↓

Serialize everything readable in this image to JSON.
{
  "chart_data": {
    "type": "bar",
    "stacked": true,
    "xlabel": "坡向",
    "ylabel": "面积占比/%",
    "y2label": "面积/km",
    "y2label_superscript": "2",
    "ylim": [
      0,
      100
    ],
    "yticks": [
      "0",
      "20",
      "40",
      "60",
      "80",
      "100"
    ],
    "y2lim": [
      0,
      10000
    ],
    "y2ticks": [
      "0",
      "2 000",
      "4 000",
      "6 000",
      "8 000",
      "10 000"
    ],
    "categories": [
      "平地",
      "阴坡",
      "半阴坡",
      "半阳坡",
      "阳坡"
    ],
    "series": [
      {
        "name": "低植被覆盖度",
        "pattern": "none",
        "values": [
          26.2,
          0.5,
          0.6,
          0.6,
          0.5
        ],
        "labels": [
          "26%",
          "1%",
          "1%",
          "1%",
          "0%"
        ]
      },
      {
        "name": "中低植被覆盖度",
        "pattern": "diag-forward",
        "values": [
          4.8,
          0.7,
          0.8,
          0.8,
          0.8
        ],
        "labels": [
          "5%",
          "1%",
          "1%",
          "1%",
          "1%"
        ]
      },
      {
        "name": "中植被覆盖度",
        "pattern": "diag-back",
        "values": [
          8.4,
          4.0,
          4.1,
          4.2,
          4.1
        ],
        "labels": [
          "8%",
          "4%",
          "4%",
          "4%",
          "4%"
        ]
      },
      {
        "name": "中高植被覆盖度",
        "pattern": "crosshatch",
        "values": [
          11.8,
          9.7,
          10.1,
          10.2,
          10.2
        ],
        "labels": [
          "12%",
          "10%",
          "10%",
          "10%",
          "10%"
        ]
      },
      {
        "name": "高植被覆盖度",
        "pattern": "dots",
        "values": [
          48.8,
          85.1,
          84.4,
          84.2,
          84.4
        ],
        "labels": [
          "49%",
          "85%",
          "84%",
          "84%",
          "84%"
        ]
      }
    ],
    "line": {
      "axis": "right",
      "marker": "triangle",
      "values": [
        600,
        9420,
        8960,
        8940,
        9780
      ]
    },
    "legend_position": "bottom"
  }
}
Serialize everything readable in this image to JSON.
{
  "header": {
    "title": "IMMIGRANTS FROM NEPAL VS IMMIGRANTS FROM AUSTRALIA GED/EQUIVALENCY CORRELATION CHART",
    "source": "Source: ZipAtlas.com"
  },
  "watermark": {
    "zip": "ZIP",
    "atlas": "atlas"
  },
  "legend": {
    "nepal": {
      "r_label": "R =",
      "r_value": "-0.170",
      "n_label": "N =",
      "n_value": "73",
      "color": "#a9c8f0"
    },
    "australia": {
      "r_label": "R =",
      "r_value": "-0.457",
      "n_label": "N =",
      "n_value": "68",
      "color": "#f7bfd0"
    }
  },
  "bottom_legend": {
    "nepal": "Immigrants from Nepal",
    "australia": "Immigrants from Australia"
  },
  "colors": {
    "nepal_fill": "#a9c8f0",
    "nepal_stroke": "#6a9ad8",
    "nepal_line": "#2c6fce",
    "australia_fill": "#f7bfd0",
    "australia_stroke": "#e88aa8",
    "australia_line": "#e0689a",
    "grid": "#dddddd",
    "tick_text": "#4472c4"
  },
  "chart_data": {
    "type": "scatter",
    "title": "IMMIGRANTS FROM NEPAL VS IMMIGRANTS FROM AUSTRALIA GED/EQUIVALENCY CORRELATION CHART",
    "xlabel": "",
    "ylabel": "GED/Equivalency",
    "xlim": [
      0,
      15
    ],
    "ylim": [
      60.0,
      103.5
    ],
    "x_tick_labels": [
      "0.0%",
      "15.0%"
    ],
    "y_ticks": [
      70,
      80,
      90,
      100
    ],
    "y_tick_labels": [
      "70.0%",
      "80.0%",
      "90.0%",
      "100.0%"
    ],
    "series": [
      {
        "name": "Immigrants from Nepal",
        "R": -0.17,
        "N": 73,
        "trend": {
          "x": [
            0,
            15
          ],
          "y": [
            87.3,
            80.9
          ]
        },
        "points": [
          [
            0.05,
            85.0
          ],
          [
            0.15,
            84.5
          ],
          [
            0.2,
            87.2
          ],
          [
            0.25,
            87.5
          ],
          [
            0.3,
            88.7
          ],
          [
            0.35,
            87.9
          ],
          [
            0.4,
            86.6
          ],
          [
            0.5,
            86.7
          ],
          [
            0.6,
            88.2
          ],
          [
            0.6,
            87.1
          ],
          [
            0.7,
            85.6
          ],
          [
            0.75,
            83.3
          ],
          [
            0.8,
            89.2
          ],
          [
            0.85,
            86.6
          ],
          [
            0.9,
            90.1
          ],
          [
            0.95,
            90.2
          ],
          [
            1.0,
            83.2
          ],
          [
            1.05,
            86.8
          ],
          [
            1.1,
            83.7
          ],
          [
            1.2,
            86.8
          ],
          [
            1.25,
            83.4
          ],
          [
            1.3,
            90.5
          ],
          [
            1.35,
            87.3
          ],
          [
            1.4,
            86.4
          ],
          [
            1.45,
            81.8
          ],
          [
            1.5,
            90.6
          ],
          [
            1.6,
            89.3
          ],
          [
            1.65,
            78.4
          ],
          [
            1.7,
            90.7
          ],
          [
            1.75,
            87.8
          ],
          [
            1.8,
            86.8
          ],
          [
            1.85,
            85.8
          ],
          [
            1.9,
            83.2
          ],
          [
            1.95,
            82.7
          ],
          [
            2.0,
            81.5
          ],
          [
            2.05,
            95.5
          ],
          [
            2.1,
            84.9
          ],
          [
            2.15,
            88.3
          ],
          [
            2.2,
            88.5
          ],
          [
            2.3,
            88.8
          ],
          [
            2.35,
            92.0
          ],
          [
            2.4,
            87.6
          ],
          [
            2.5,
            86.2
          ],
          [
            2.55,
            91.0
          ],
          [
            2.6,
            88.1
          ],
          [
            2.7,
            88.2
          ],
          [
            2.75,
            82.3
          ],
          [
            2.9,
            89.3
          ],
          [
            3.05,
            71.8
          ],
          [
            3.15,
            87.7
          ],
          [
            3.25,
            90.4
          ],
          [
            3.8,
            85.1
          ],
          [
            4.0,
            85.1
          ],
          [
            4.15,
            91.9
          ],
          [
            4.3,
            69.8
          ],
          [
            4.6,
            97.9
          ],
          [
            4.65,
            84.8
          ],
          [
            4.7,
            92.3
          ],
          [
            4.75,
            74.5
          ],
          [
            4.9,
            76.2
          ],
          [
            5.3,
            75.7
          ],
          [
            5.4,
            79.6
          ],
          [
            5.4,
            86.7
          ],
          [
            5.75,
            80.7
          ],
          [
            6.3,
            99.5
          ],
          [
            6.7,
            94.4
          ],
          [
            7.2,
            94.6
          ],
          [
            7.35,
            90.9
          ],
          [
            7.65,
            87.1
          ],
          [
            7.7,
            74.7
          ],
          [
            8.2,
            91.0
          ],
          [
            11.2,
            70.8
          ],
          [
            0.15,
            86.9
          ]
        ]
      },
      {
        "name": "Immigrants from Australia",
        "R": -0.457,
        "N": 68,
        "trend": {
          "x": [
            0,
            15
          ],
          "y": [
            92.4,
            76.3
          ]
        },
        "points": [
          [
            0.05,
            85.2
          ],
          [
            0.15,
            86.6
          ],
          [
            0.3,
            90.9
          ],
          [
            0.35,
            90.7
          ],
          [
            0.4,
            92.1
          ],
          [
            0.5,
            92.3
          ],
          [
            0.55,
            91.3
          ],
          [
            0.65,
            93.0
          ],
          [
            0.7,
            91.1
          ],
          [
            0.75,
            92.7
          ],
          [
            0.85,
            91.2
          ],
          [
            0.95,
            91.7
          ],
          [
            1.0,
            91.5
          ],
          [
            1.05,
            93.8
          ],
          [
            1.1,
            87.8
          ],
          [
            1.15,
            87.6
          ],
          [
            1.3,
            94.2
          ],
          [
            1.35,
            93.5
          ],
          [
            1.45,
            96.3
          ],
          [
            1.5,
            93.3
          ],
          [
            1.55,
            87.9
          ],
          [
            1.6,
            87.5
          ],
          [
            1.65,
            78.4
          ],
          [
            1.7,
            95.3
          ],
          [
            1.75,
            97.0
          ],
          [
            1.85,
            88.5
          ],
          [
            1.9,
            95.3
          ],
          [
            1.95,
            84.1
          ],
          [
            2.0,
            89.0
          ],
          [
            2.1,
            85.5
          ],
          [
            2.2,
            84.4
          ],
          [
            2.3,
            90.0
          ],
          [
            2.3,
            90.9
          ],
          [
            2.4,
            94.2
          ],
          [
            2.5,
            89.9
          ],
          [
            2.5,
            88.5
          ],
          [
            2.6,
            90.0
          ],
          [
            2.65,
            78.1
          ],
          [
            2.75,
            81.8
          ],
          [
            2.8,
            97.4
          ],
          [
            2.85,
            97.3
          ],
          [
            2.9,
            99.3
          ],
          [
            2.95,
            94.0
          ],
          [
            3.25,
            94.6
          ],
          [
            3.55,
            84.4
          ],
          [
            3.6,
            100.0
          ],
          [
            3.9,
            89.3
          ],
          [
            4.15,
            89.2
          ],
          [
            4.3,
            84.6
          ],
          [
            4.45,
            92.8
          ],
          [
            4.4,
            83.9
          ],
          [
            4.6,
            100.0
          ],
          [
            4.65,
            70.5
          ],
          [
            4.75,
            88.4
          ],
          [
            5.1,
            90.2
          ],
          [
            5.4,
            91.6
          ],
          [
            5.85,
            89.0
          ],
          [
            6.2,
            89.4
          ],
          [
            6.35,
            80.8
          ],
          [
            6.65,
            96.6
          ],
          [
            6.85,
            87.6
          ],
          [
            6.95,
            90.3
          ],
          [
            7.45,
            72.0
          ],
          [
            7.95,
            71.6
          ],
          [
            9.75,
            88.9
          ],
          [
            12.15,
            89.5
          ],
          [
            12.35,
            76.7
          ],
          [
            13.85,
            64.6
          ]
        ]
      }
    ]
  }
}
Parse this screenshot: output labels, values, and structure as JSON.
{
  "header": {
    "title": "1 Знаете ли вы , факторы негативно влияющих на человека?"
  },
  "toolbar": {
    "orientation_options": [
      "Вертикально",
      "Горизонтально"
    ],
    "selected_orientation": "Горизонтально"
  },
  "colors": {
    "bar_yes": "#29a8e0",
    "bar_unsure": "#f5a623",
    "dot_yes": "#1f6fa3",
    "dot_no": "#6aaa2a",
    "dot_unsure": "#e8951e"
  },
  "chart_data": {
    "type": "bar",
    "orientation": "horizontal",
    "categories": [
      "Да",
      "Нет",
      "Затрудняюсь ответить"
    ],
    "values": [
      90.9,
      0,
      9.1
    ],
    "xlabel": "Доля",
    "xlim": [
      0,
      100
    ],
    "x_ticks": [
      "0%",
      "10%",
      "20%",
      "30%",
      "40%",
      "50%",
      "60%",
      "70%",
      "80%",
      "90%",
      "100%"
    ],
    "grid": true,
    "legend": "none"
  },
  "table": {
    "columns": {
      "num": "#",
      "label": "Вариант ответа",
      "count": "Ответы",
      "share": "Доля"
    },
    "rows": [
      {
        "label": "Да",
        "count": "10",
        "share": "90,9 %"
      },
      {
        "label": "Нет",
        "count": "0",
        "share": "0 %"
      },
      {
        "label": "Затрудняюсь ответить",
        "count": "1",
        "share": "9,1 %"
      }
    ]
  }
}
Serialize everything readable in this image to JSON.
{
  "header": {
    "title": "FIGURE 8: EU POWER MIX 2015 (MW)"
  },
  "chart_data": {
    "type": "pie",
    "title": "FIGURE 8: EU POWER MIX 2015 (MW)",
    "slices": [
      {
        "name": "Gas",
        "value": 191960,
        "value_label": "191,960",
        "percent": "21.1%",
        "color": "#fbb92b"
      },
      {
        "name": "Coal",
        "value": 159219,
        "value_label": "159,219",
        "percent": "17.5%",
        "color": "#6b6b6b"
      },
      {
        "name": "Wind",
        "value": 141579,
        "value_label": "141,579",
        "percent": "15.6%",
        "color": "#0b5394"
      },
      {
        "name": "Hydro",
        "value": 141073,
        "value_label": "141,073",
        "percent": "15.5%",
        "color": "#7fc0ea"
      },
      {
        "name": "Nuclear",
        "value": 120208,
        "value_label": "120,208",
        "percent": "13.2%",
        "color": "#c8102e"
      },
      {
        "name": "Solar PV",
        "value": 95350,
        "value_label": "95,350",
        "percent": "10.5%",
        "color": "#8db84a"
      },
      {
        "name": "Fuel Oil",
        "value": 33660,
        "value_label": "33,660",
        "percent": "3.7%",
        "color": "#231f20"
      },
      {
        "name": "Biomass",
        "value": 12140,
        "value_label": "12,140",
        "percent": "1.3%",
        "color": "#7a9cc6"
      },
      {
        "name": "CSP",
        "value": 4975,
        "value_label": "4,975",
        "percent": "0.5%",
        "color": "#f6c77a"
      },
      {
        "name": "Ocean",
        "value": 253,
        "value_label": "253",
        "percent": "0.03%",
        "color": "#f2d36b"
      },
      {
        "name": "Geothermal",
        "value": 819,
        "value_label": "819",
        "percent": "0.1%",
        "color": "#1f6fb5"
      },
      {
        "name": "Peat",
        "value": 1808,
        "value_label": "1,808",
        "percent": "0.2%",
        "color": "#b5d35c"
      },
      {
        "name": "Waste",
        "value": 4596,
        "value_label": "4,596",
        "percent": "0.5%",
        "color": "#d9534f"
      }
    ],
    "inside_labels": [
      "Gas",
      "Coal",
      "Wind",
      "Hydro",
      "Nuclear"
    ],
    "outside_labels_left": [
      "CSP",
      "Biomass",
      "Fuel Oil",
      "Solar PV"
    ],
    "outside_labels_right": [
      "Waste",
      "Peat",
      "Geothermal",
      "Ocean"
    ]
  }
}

↑

● **DESCRIPTION OF THE TASK**
Pull out all lines from the entries above that include the word "share".

● **WRITTEN RESPONSE**
      "share": "Доля"
        "share": "90,9 %"
        "share": "0 %"
        "share": "9,1 %"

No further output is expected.